(Collected data)
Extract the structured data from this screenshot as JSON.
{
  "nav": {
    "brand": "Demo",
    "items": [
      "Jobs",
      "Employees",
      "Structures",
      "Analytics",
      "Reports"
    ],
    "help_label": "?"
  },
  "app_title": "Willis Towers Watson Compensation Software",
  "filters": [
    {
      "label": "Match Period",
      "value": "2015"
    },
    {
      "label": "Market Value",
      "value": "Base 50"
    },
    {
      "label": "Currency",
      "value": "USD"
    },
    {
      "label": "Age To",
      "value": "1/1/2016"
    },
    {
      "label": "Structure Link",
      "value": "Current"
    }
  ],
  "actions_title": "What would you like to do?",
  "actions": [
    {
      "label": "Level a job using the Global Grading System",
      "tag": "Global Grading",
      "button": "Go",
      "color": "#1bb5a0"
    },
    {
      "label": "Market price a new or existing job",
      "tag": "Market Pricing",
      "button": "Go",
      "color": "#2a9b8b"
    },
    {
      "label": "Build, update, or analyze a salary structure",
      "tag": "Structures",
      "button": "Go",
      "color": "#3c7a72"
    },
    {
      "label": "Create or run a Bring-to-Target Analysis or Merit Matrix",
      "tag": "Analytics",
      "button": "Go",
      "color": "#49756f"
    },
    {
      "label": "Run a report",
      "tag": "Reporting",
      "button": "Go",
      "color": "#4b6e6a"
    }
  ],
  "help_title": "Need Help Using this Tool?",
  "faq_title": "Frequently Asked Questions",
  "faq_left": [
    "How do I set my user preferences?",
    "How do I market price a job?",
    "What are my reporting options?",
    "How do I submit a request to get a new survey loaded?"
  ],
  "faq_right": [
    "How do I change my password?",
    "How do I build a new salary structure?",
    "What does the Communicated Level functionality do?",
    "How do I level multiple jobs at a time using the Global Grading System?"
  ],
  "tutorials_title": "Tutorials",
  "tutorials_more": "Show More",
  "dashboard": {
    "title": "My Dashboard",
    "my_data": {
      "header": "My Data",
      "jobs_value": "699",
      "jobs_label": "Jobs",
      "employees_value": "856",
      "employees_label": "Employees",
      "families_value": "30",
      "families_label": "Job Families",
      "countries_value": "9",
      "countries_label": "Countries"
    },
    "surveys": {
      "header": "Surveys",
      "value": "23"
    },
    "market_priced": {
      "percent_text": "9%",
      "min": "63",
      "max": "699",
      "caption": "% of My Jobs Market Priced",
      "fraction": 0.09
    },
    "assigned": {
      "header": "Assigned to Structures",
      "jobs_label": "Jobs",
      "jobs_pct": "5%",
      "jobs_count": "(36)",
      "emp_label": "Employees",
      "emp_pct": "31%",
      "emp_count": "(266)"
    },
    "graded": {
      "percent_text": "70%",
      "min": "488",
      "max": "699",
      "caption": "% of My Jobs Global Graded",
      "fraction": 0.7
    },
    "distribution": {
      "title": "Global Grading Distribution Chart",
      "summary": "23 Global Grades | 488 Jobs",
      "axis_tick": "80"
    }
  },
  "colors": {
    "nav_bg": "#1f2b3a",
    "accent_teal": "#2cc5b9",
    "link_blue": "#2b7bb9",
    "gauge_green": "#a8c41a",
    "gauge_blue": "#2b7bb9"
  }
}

EXERCISE OBJECTIVE:
From the records above, extract each line exactly as shown.

FULL SOLUTION:
Extract the structured data from this screenshot as JSON.
{
  "nav": {
    "brand": "Demo",
    "items": [
      "Jobs",
      "Employees",
      "Structures",
      "Analytics",
      "Reports"
    ],
    "help_label": "?"
  },
  "app_title": "Willis Towers Watson Compensation Software",
  "filters": [
    {
      "label": "Match Period",
      "value": "2015"
    },
    {
      "label": "Market Value",
      "value": "Base 50"
    },
    {
      "label": "Currency",
      "value": "USD"
    },
    {
      "label": "Age To",
      "value": "1/1/2016"
    },
    {
      "label": "Structure Link",
      "value": "Current"
    }
  ],
  "actions_title": "What would you like to do?",
  "actions": [
    {
      "label": "Level a job using the Global Grading System",
      "tag": "Global Grading",
      "button": "Go",
      "color": "#1bb5a0"
    },
    {
      "label": "Market price a new or existing job",
      "tag": "Market Pricing",
      "button": "Go",
      "color": "#2a9b8b"
    },
    {
      "label": "Build, update, or analyze a salary structure",
      "tag": "Structures",
      "button": "Go",
      "color": "#3c7a72"
    },
    {
      "label": "Create or run a Bring-to-Target Analysis or Merit Matrix",
      "tag": "Analytics",
      "button": "Go",
      "color": "#49756f"
    },
    {
      "label": "Run a report",
      "tag": "Reporting",
      "button": "Go",
      "color": "#4b6e6a"
    }
  ],
  "help_title": "Need Help Using this Tool?",
  "faq_title": "Frequently Asked Questions",
  "faq_left": [
    "How do I set my user preferences?",
    "How do I market price a job?",
    "What are my reporting options?",
    "How do I submit a request to get a new survey loaded?"
  ],
  "faq_right": [
    "How do I change my password?",
    "How do I build a new salary structure?",
    "What does the Communicated Level functionality do?",
    "How do I level multiple jobs at a time using the Global Grading System?"
  ],
  "tutorials_title": "Tutorials",
  "tutorials_more": "Show More",
  "dashboard": {
    "title": "My Dashboard",
    "my_data": {
      "header": "My Data",
      "jobs_value": "699",
      "jobs_label": "Jobs",
      "employees_value": "856",
      "employees_label": "Employees",
      "families_value": "30",
      "families_label": "Job Families",
      "countries_value": "9",
      "countries_label": "Countries"
    },
    "surveys": {
      "header": "Surveys",
      "value": "23"
    },
    "market_priced": {
      "percent_text": "9%",
      "min": "63",
      "max": "699",
      "caption": "% of My Jobs Market Priced",
      "fraction": 0.09
    },
    "assigned": {
      "header": "Assigned to Structures",
      "jobs_label": "Jobs",
      "jobs_pct": "5%",
      "jobs_count": "(36)",
      "emp_label": "Employees",
      "emp_pct": "31%",
      "emp_count": "(266)"
    },
    "graded": {
      "percent_text": "70%",
      "min": "488",
      "max": "699",
      "caption": "% of My Jobs Global Graded",
      "fraction": 0.7
    },
    "distribution": {
      "title": "Global Grading Distribution Chart",
      "summary": "23 Global Grades | 488 Jobs",
      "axis_tick": "80"
    }
  },
  "colors": {
    "nav_bg": "#1f2b3a",
    "accent_teal": "#2cc5b9",
    "link_blue": "#2b7bb9",
    "gauge_green": "#a8c41a",
    "gauge_blue": "#2b7bb9"
  }
}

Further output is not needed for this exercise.